▶ _WHAT IS BEING ASKED_
Retype all of the rows below without changing a single character, number, or line break.

▶ _INPUT ROWS_

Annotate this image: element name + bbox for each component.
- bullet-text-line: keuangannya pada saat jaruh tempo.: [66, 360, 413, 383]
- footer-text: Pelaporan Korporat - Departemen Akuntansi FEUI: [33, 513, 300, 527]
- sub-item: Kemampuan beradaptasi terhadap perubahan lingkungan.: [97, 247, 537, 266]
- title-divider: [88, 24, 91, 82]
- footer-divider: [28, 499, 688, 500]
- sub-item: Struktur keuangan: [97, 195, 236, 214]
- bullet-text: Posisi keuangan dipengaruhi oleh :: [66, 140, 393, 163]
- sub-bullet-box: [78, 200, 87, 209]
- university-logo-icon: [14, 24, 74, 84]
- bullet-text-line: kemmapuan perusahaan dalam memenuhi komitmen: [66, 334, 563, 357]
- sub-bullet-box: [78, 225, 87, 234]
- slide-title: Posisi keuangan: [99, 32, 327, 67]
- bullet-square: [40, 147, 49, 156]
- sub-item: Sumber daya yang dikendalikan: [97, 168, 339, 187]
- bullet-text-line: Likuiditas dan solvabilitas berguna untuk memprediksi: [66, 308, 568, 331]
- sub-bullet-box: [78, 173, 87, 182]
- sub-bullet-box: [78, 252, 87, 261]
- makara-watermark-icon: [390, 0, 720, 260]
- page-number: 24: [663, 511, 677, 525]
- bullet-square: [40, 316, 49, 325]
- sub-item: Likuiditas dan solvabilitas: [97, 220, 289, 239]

▶ _COMPLETE ANSWER_
Annotate this image: element name + bbox for each component.
- bullet-text-line: keuangannya pada saat jaruh tempo.: [66, 360, 413, 383]
- footer-text: Pelaporan Korporat - Departemen Akuntansi FEUI: [33, 513, 300, 527]
- sub-item: Kemampuan beradaptasi terhadap perubahan lingkungan.: [97, 247, 537, 266]
- title-divider: [88, 24, 91, 82]
- footer-divider: [28, 499, 688, 500]
- sub-item: Struktur keuangan: [97, 195, 236, 214]
- bullet-text: Posisi keuangan dipengaruhi oleh :: [66, 140, 393, 163]
- sub-bullet-box: [78, 200, 87, 209]
- university-logo-icon: [14, 24, 74, 84]
- bullet-text-line: kemmapuan perusahaan dalam memenuhi komitmen: [66, 334, 563, 357]
- sub-bullet-box: [78, 225, 87, 234]
- slide-title: Posisi keuangan: [99, 32, 327, 67]
- bullet-square: [40, 147, 49, 156]
- sub-item: Sumber daya yang dikendalikan: [97, 168, 339, 187]
- bullet-text-line: Likuiditas dan solvabilitas berguna untuk memprediksi: [66, 308, 568, 331]
- sub-bullet-box: [78, 173, 87, 182]
- sub-bullet-box: [78, 252, 87, 261]
- makara-watermark-icon: [390, 0, 720, 260]
- page-number: 24: [663, 511, 677, 525]
- bullet-square: [40, 316, 49, 325]
- sub-item: Likuiditas dan solvabilitas: [97, 220, 289, 239]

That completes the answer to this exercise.